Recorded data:
* * * * * * *
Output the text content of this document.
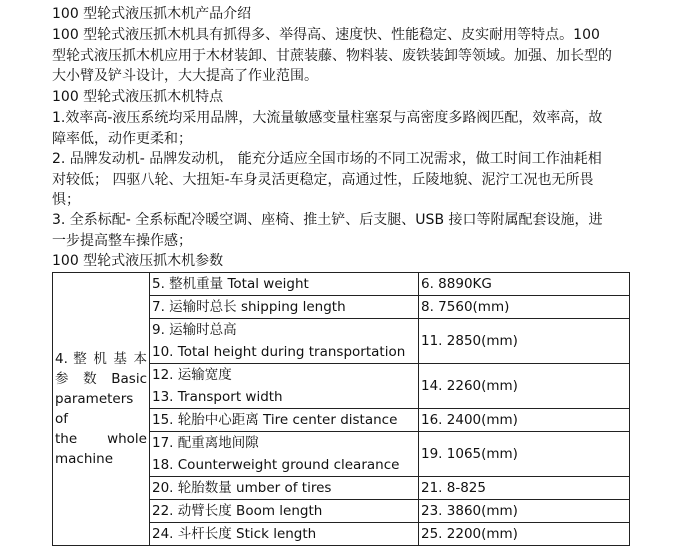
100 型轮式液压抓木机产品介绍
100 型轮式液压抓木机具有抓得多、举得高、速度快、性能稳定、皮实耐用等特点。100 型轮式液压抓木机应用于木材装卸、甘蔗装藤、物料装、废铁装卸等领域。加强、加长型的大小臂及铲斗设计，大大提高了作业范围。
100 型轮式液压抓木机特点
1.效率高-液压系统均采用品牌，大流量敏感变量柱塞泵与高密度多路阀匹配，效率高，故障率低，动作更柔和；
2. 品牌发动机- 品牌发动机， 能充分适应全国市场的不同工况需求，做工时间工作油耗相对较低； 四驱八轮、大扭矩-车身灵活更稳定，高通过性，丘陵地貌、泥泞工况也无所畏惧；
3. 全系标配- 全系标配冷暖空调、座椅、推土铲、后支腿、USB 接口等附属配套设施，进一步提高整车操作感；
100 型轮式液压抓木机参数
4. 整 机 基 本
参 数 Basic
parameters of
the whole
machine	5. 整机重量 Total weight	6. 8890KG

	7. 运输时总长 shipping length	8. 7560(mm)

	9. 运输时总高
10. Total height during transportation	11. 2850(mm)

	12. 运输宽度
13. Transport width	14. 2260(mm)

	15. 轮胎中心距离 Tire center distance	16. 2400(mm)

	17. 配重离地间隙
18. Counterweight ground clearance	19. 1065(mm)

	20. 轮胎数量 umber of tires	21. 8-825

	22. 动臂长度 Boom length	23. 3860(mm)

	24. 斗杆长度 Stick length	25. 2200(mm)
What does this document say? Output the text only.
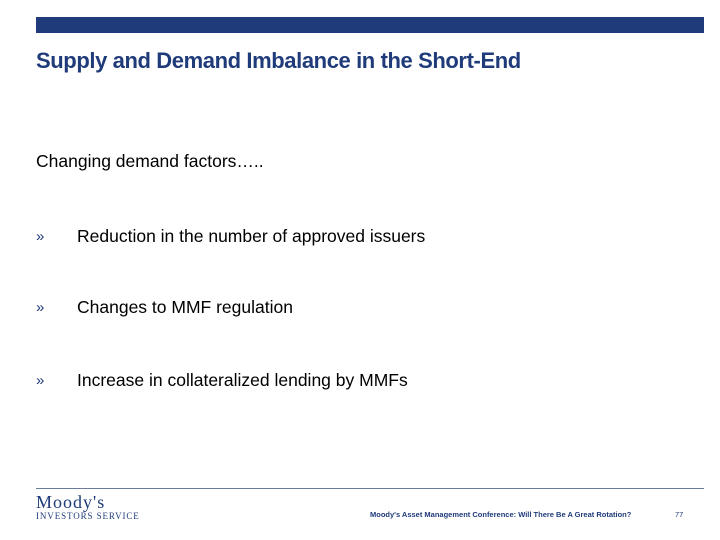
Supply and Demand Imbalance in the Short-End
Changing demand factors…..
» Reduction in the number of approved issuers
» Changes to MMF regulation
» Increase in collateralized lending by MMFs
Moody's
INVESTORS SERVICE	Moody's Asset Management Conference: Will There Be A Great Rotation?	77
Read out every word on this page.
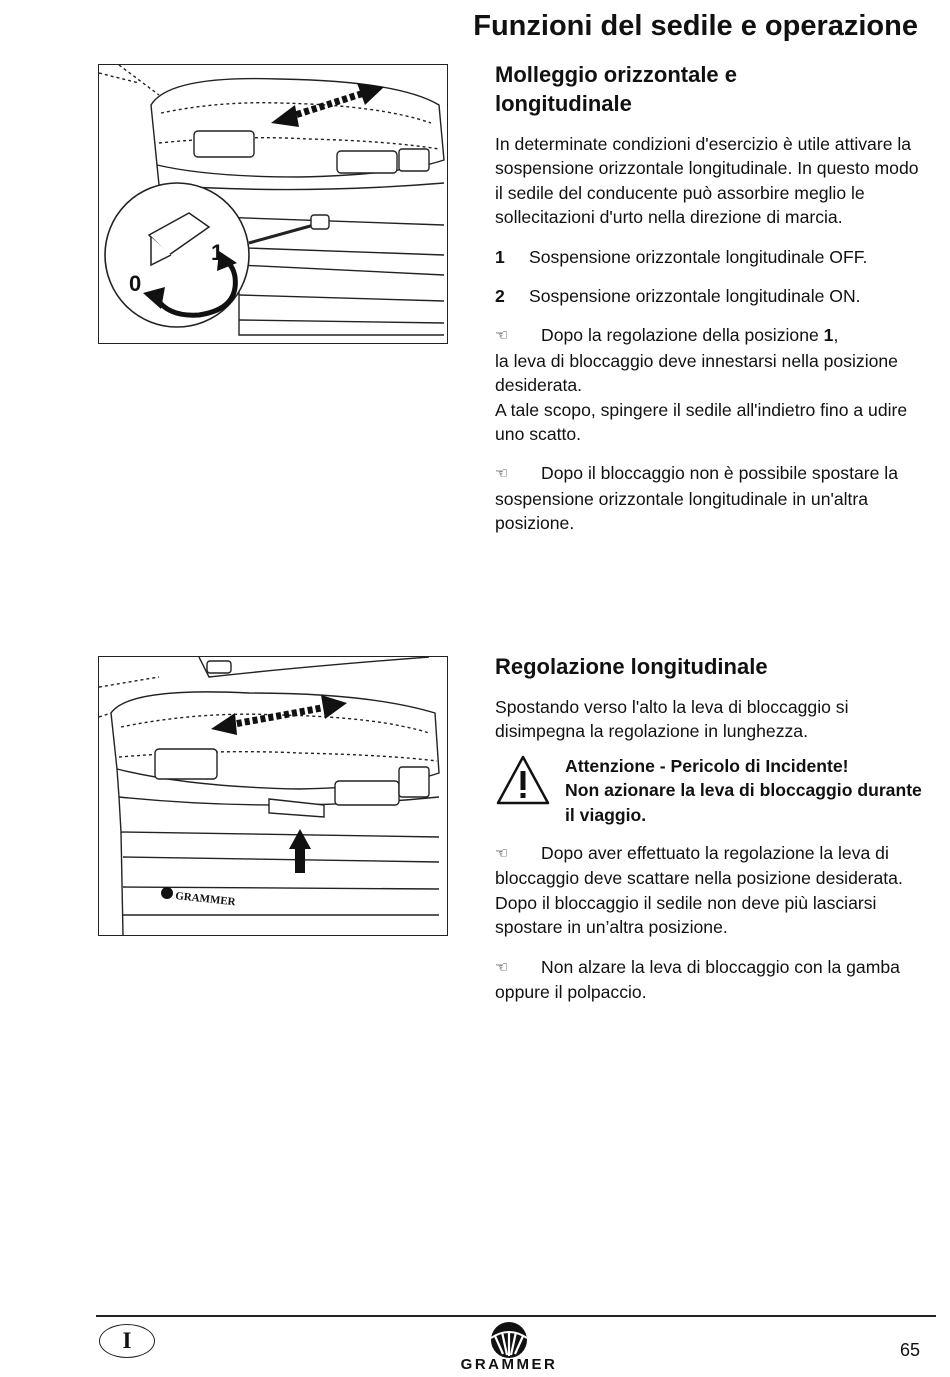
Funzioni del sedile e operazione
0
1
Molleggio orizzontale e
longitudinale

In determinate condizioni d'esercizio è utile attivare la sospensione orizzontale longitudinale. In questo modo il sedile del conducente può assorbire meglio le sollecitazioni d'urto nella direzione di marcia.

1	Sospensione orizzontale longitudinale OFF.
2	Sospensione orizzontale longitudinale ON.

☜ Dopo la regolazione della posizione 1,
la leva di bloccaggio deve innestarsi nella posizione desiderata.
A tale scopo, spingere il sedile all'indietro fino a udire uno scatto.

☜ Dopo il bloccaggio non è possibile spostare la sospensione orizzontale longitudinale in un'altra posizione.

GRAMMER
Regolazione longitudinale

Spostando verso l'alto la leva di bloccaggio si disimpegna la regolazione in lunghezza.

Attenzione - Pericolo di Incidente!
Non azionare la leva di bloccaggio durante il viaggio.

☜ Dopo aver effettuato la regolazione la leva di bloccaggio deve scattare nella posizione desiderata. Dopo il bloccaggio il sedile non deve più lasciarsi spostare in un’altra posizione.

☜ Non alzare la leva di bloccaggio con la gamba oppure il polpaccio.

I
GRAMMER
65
* * * * * * *
Using the material above, retype each entry exactly and omit the pictures.

Final answer =
Output the text content of this document.
100 型轮式液压抓木机产品介绍
100 型轮式液压抓木机具有抓得多、举得高、速度快、性能稳定、皮实耐用等特点。100 型轮式液压抓木机应用于木材装卸、甘蔗装藤、物料装、废铁装卸等领域。加强、加长型的大小臂及铲斗设计，大大提高了作业范围。
100 型轮式液压抓木机特点
1.效率高-液压系统均采用品牌，大流量敏感变量柱塞泵与高密度多路阀匹配，效率高，故障率低，动作更柔和；
2. 品牌发动机- 品牌发动机， 能充分适应全国市场的不同工况需求，做工时间工作油耗相对较低； 四驱八轮、大扭矩-车身灵活更稳定，高通过性，丘陵地貌、泥泞工况也无所畏惧；
3. 全系标配- 全系标配冷暖空调、座椅、推土铲、后支腿、USB 接口等附属配套设施，进一步提高整车操作感；
100 型轮式液压抓木机参数
4. 整 机 基 本
参 数 Basic
parameters of
the whole
machine	5. 整机重量 Total weight	6. 8890KG

	7. 运输时总长 shipping length	8. 7560(mm)

	9. 运输时总高
10. Total height during transportation	11. 2850(mm)

	12. 运输宽度
13. Transport width	14. 2260(mm)

	15. 轮胎中心距离 Tire center distance	16. 2400(mm)

	17. 配重离地间隙
18. Counterweight ground clearance	19. 1065(mm)

	20. 轮胎数量 umber of tires	21. 8-825

	22. 动臂长度 Boom length	23. 3860(mm)

	24. 斗杆长度 Stick length	25. 2200(mm)
What does this document say? Output the text only.
Supply and Demand Imbalance in the Short-End
Changing demand factors…..
» Reduction in the number of approved issuers
» Changes to MMF regulation
» Increase in collateralized lending by MMFs
Moody's
INVESTORS SERVICE	Moody's Asset Management Conference: Will There Be A Great Rotation?	77
Read out every word on this page.
Funzioni del sedile e operazione
0
1
Molleggio orizzontale e
longitudinale

In determinate condizioni d'esercizio è utile attivare la sospensione orizzontale longitudinale. In questo modo il sedile del conducente può assorbire meglio le sollecitazioni d'urto nella direzione di marcia.

1	Sospensione orizzontale longitudinale OFF.
2	Sospensione orizzontale longitudinale ON.

☜ Dopo la regolazione della posizione 1,
la leva di bloccaggio deve innestarsi nella posizione desiderata.
A tale scopo, spingere il sedile all'indietro fino a udire uno scatto.

☜ Dopo il bloccaggio non è possibile spostare la sospensione orizzontale longitudinale in un'altra posizione.

GRAMMER
Regolazione longitudinale

Spostando verso l'alto la leva di bloccaggio si disimpegna la regolazione in lunghezza.

Attenzione - Pericolo di Incidente!
Non azionare la leva di bloccaggio durante il viaggio.

☜ Dopo aver effettuato la regolazione la leva di bloccaggio deve scattare nella posizione desiderata. Dopo il bloccaggio il sedile non deve più lasciarsi spostare in un’altra posizione.

☜ Non alzare la leva di bloccaggio con la gamba oppure il polpaccio.

I
GRAMMER
65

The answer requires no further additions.